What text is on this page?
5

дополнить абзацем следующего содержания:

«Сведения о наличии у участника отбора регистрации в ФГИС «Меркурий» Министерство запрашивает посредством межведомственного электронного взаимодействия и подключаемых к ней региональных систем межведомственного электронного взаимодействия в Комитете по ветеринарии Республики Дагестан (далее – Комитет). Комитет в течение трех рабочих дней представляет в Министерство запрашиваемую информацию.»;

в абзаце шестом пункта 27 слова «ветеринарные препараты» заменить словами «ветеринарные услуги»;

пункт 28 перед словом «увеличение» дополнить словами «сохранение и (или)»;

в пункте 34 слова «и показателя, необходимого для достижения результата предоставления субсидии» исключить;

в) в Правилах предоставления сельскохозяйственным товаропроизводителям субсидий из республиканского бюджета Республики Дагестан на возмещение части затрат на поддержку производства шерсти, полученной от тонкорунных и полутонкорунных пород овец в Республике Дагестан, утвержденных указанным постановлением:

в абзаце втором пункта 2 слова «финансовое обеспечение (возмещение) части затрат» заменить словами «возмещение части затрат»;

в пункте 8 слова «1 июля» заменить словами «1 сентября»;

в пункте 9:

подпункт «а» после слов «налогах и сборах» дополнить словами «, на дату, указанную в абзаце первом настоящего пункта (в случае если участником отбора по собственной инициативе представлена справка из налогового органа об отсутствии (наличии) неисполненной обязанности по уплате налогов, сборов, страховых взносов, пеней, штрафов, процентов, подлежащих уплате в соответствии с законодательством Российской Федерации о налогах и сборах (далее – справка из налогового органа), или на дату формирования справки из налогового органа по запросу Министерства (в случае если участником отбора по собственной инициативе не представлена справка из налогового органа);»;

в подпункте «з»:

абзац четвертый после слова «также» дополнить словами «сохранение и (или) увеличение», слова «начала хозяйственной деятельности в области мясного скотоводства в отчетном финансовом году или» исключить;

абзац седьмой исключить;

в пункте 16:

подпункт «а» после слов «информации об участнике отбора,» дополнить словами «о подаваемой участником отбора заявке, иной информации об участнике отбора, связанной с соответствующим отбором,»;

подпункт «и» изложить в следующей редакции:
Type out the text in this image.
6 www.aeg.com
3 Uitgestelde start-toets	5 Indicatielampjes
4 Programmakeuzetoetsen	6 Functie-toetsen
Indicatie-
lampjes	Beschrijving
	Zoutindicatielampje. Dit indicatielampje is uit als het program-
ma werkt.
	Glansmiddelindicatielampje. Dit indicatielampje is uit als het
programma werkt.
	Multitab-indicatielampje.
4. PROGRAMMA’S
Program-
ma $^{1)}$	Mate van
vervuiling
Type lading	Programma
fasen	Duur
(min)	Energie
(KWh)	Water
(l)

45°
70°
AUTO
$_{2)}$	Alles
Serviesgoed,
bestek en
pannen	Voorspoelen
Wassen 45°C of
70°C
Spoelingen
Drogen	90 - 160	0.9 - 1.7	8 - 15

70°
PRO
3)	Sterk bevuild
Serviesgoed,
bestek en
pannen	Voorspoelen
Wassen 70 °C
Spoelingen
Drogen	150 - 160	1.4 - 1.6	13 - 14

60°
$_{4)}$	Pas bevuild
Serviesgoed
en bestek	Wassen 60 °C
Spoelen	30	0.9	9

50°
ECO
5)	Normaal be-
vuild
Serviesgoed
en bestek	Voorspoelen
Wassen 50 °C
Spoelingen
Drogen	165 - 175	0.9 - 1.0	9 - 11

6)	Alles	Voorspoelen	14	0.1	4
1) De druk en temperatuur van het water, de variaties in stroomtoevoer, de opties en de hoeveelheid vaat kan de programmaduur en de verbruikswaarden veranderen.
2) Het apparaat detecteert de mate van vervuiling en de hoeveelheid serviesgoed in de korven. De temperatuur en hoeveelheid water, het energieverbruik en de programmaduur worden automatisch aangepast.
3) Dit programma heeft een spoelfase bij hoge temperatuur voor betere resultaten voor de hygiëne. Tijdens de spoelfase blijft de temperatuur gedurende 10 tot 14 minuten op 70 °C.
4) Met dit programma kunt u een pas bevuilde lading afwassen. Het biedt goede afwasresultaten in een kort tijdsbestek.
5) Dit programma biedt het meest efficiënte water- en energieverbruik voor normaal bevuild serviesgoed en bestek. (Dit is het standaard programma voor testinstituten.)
· · · · · · ·
GOAL :: Reproduce the entries above in full by retyping them exactly.

PROBLEM SOLUTION ::
What text is on this page?
5

дополнить абзацем следующего содержания:

«Сведения о наличии у участника отбора регистрации в ФГИС «Меркурий» Министерство запрашивает посредством межведомственного электронного взаимодействия и подключаемых к ней региональных систем межведомственного электронного взаимодействия в Комитете по ветеринарии Республики Дагестан (далее – Комитет). Комитет в течение трех рабочих дней представляет в Министерство запрашиваемую информацию.»;

в абзаце шестом пункта 27 слова «ветеринарные препараты» заменить словами «ветеринарные услуги»;

пункт 28 перед словом «увеличение» дополнить словами «сохранение и (или)»;

в пункте 34 слова «и показателя, необходимого для достижения результата предоставления субсидии» исключить;

в) в Правилах предоставления сельскохозяйственным товаропроизводителям субсидий из республиканского бюджета Республики Дагестан на возмещение части затрат на поддержку производства шерсти, полученной от тонкорунных и полутонкорунных пород овец в Республике Дагестан, утвержденных указанным постановлением:

в абзаце втором пункта 2 слова «финансовое обеспечение (возмещение) части затрат» заменить словами «возмещение части затрат»;

в пункте 8 слова «1 июля» заменить словами «1 сентября»;

в пункте 9:

подпункт «а» после слов «налогах и сборах» дополнить словами «, на дату, указанную в абзаце первом настоящего пункта (в случае если участником отбора по собственной инициативе представлена справка из налогового органа об отсутствии (наличии) неисполненной обязанности по уплате налогов, сборов, страховых взносов, пеней, штрафов, процентов, подлежащих уплате в соответствии с законодательством Российской Федерации о налогах и сборах (далее – справка из налогового органа), или на дату формирования справки из налогового органа по запросу Министерства (в случае если участником отбора по собственной инициативе не представлена справка из налогового органа);»;

в подпункте «з»:

абзац четвертый после слова «также» дополнить словами «сохранение и (или) увеличение», слова «начала хозяйственной деятельности в области мясного скотоводства в отчетном финансовом году или» исключить;

абзац седьмой исключить;

в пункте 16:

подпункт «а» после слов «информации об участнике отбора,» дополнить словами «о подаваемой участником отбора заявке, иной информации об участнике отбора, связанной с соответствующим отбором,»;

подпункт «и» изложить в следующей редакции:
Type out the text in this image.
6 www.aeg.com
3 Uitgestelde start-toets	5 Indicatielampjes
4 Programmakeuzetoetsen	6 Functie-toetsen
Indicatie-
lampjes	Beschrijving
	Zoutindicatielampje. Dit indicatielampje is uit als het program-
ma werkt.
	Glansmiddelindicatielampje. Dit indicatielampje is uit als het
programma werkt.
	Multitab-indicatielampje.
4. PROGRAMMA’S
Program-
ma $^{1)}$	Mate van
vervuiling
Type lading	Programma
fasen	Duur
(min)	Energie
(KWh)	Water
(l)

45°
70°
AUTO
$_{2)}$	Alles
Serviesgoed,
bestek en
pannen	Voorspoelen
Wassen 45°C of
70°C
Spoelingen
Drogen	90 - 160	0.9 - 1.7	8 - 15

70°
PRO
3)	Sterk bevuild
Serviesgoed,
bestek en
pannen	Voorspoelen
Wassen 70 °C
Spoelingen
Drogen	150 - 160	1.4 - 1.6	13 - 14

60°
$_{4)}$	Pas bevuild
Serviesgoed
en bestek	Wassen 60 °C
Spoelen	30	0.9	9

50°
ECO
5)	Normaal be-
vuild
Serviesgoed
en bestek	Voorspoelen
Wassen 50 °C
Spoelingen
Drogen	165 - 175	0.9 - 1.0	9 - 11

6)	Alles	Voorspoelen	14	0.1	4
1) De druk en temperatuur van het water, de variaties in stroomtoevoer, de opties en de hoeveelheid vaat kan de programmaduur en de verbruikswaarden veranderen.
2) Het apparaat detecteert de mate van vervuiling en de hoeveelheid serviesgoed in de korven. De temperatuur en hoeveelheid water, het energieverbruik en de programmaduur worden automatisch aangepast.
3) Dit programma heeft een spoelfase bij hoge temperatuur voor betere resultaten voor de hygiëne. Tijdens de spoelfase blijft de temperatuur gedurende 10 tot 14 minuten op 70 °C.
4) Met dit programma kunt u een pas bevuilde lading afwassen. Het biedt goede afwasresultaten in een kort tijdsbestek.
5) Dit programma biedt het meest efficiënte water- en energieverbruik voor normaal bevuild serviesgoed en bestek. (Dit is het standaard programma voor testinstituten.)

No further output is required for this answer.